# What you need to do
Copy out, word for word, the lines of the listing from its first line through the line containing "divider <box>10 214 1814 215</box>", including both of those lines.

# Material

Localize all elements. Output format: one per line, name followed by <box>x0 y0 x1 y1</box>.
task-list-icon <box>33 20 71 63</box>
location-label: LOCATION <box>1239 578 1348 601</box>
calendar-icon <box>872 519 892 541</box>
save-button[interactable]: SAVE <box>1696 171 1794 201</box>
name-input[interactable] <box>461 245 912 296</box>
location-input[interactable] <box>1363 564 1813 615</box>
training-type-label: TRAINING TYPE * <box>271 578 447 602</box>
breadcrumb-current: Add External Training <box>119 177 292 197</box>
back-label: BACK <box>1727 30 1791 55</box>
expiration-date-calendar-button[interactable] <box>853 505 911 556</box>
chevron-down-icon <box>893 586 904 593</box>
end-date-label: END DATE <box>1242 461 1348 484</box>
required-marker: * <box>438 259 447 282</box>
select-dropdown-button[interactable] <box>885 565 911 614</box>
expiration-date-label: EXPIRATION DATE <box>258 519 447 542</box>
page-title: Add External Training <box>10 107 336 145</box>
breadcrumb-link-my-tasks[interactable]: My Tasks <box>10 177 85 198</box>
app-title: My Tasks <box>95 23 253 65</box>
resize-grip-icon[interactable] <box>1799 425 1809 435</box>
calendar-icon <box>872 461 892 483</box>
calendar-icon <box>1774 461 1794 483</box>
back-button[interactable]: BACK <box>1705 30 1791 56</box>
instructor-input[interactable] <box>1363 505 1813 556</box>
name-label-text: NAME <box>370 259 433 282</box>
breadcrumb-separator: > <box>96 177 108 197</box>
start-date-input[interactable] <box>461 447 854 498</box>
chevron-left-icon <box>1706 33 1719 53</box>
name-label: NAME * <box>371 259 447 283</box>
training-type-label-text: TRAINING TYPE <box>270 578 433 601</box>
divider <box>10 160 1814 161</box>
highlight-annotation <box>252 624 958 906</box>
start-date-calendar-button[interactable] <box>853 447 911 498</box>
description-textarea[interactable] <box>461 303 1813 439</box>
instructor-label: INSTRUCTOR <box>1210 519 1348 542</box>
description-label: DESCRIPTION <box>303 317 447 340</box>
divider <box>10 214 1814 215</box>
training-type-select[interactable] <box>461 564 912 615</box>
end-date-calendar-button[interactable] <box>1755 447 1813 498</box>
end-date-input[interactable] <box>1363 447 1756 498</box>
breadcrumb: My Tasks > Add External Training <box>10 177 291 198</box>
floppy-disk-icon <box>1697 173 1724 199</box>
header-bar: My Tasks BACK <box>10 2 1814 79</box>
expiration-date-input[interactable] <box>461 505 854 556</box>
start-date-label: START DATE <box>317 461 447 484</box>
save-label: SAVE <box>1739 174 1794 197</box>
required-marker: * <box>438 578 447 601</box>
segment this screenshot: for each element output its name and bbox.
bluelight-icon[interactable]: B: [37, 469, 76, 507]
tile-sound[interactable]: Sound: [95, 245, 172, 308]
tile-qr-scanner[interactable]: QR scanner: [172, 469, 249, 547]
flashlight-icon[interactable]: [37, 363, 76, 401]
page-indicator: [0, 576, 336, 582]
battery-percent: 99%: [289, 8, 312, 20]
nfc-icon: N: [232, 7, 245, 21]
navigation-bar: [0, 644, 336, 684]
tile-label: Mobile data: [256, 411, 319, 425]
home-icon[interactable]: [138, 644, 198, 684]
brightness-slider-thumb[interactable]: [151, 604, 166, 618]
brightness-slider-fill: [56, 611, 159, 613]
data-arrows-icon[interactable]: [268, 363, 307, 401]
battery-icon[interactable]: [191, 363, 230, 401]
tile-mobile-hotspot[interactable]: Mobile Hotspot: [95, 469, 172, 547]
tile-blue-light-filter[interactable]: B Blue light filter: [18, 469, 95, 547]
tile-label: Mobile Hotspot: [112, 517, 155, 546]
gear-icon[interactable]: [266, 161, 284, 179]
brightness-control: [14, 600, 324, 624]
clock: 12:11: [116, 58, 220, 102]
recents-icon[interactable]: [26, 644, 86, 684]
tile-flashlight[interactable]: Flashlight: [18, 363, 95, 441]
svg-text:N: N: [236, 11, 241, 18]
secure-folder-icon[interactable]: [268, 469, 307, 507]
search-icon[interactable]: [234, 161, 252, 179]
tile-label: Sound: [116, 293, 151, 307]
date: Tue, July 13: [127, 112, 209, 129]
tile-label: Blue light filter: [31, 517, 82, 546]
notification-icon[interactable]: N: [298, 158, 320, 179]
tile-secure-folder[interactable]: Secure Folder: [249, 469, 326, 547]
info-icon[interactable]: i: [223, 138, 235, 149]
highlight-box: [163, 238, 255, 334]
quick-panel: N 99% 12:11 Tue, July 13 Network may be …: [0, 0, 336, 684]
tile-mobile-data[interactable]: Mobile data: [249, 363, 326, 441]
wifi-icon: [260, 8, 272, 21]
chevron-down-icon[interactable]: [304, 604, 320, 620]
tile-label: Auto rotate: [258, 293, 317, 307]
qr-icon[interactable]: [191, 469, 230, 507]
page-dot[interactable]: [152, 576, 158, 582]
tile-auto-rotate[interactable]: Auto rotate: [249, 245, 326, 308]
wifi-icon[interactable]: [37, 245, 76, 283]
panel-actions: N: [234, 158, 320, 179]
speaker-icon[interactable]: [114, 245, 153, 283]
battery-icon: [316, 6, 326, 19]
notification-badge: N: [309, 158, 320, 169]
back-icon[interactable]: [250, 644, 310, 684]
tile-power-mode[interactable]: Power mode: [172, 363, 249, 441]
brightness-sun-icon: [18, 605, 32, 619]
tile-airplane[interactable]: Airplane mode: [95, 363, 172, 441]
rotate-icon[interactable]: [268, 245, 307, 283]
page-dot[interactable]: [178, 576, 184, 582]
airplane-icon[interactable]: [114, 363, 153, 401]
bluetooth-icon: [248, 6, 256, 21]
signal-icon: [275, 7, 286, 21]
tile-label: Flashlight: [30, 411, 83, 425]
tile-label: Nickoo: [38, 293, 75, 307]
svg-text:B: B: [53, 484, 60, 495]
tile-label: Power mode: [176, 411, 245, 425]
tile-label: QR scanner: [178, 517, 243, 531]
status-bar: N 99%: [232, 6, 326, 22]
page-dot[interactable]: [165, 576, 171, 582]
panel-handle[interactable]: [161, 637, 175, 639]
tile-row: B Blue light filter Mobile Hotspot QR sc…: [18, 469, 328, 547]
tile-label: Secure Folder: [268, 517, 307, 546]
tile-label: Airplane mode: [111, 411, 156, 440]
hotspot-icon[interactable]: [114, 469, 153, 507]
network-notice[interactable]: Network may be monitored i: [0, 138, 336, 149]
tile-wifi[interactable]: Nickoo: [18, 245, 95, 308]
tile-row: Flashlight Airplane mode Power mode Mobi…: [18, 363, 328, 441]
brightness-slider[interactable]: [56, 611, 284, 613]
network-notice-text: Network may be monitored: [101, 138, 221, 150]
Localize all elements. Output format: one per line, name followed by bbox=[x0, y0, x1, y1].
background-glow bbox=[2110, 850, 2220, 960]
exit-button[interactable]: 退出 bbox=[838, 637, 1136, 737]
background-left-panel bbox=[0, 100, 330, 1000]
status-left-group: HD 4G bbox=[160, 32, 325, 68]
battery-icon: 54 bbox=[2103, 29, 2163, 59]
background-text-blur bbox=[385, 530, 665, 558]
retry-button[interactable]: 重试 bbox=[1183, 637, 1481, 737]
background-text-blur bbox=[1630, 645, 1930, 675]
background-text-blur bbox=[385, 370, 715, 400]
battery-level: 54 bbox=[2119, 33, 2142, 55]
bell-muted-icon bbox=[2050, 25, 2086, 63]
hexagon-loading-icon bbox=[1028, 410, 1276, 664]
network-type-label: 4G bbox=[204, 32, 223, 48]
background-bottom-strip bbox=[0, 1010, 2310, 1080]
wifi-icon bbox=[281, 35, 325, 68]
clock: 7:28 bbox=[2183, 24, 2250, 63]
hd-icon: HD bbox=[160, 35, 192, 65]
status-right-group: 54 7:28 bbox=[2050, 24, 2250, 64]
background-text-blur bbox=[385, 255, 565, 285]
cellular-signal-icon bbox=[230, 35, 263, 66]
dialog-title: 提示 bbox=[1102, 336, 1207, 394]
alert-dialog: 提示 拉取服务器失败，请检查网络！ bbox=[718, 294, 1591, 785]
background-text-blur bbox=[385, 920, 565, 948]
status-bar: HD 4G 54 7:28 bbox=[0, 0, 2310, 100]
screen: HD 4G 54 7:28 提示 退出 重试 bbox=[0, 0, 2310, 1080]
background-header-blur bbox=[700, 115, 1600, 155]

# Answer
Localize all elements. Output format: one per line, name followed by <box>x0 y0 x1 y1</box>.
task-list-icon <box>33 20 71 63</box>
location-label: LOCATION <box>1239 578 1348 601</box>
calendar-icon <box>872 519 892 541</box>
save-button[interactable]: SAVE <box>1696 171 1794 201</box>
name-input[interactable] <box>461 245 912 296</box>
location-input[interactable] <box>1363 564 1813 615</box>
training-type-label: TRAINING TYPE * <box>271 578 447 602</box>
breadcrumb-current: Add External Training <box>119 177 292 197</box>
back-label: BACK <box>1727 30 1791 55</box>
expiration-date-calendar-button[interactable] <box>853 505 911 556</box>
chevron-down-icon <box>893 586 904 593</box>
end-date-label: END DATE <box>1242 461 1348 484</box>
required-marker: * <box>438 259 447 282</box>
select-dropdown-button[interactable] <box>885 565 911 614</box>
expiration-date-label: EXPIRATION DATE <box>258 519 447 542</box>
page-title: Add External Training <box>10 107 336 145</box>
breadcrumb-link-my-tasks[interactable]: My Tasks <box>10 177 85 198</box>
app-title: My Tasks <box>95 23 253 65</box>
resize-grip-icon[interactable] <box>1799 425 1809 435</box>
calendar-icon <box>872 461 892 483</box>
calendar-icon <box>1774 461 1794 483</box>
back-button[interactable]: BACK <box>1705 30 1791 56</box>
instructor-input[interactable] <box>1363 505 1813 556</box>
name-label-text: NAME <box>370 259 433 282</box>
breadcrumb-separator: > <box>96 177 108 197</box>
start-date-input[interactable] <box>461 447 854 498</box>
chevron-left-icon <box>1706 33 1719 53</box>
name-label: NAME * <box>371 259 447 283</box>
training-type-label-text: TRAINING TYPE <box>270 578 433 601</box>
divider <box>10 160 1814 161</box>
highlight-annotation <box>252 624 958 906</box>
start-date-calendar-button[interactable] <box>853 447 911 498</box>
description-textarea[interactable] <box>461 303 1813 439</box>
instructor-label: INSTRUCTOR <box>1210 519 1348 542</box>
description-label: DESCRIPTION <box>303 317 447 340</box>
divider <box>10 214 1814 215</box>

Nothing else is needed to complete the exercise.